------ Stored rows

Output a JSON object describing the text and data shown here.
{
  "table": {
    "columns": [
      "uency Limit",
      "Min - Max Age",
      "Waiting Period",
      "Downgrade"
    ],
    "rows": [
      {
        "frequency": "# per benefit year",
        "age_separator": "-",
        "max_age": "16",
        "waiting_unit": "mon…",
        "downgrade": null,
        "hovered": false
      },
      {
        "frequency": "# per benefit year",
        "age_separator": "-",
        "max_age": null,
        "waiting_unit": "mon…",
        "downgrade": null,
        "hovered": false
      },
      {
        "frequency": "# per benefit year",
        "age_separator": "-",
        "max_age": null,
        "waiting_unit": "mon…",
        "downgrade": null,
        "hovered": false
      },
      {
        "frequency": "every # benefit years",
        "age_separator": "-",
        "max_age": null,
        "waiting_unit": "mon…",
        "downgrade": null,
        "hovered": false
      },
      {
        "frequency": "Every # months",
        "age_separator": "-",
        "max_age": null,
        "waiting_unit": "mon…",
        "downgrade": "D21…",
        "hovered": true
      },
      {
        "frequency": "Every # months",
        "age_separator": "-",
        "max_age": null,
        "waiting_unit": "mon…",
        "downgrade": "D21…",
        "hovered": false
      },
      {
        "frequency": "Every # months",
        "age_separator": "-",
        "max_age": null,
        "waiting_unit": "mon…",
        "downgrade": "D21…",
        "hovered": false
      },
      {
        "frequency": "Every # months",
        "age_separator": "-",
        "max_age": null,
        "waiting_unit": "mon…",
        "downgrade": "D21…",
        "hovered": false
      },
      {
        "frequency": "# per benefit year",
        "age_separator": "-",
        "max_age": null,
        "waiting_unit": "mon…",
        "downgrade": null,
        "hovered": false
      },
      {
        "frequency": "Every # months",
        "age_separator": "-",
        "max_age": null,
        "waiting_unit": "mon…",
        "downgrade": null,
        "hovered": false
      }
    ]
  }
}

------------

> [Instruction]: Give every line of the material again, exactly as it reads.

> [Exercise answer]:
Output a JSON object describing the text and data shown here.
{
  "table": {
    "columns": [
      "uency Limit",
      "Min - Max Age",
      "Waiting Period",
      "Downgrade"
    ],
    "rows": [
      {
        "frequency": "# per benefit year",
        "age_separator": "-",
        "max_age": "16",
        "waiting_unit": "mon…",
        "downgrade": null,
        "hovered": false
      },
      {
        "frequency": "# per benefit year",
        "age_separator": "-",
        "max_age": null,
        "waiting_unit": "mon…",
        "downgrade": null,
        "hovered": false
      },
      {
        "frequency": "# per benefit year",
        "age_separator": "-",
        "max_age": null,
        "waiting_unit": "mon…",
        "downgrade": null,
        "hovered": false
      },
      {
        "frequency": "every # benefit years",
        "age_separator": "-",
        "max_age": null,
        "waiting_unit": "mon…",
        "downgrade": null,
        "hovered": false
      },
      {
        "frequency": "Every # months",
        "age_separator": "-",
        "max_age": null,
        "waiting_unit": "mon…",
        "downgrade": "D21…",
        "hovered": true
      },
      {
        "frequency": "Every # months",
        "age_separator": "-",
        "max_age": null,
        "waiting_unit": "mon…",
        "downgrade": "D21…",
        "hovered": false
      },
      {
        "frequency": "Every # months",
        "age_separator": "-",
        "max_age": null,
        "waiting_unit": "mon…",
        "downgrade": "D21…",
        "hovered": false
      },
      {
        "frequency": "Every # months",
        "age_separator": "-",
        "max_age": null,
        "waiting_unit": "mon…",
        "downgrade": "D21…",
        "hovered": false
      },
      {
        "frequency": "# per benefit year",
        "age_separator": "-",
        "max_age": null,
        "waiting_unit": "mon…",
        "downgrade": null,
        "hovered": false
      },
      {
        "frequency": "Every # months",
        "age_separator": "-",
        "max_age": null,
        "waiting_unit": "mon…",
        "downgrade": null,
        "hovered": false
      }
    ]
  }
}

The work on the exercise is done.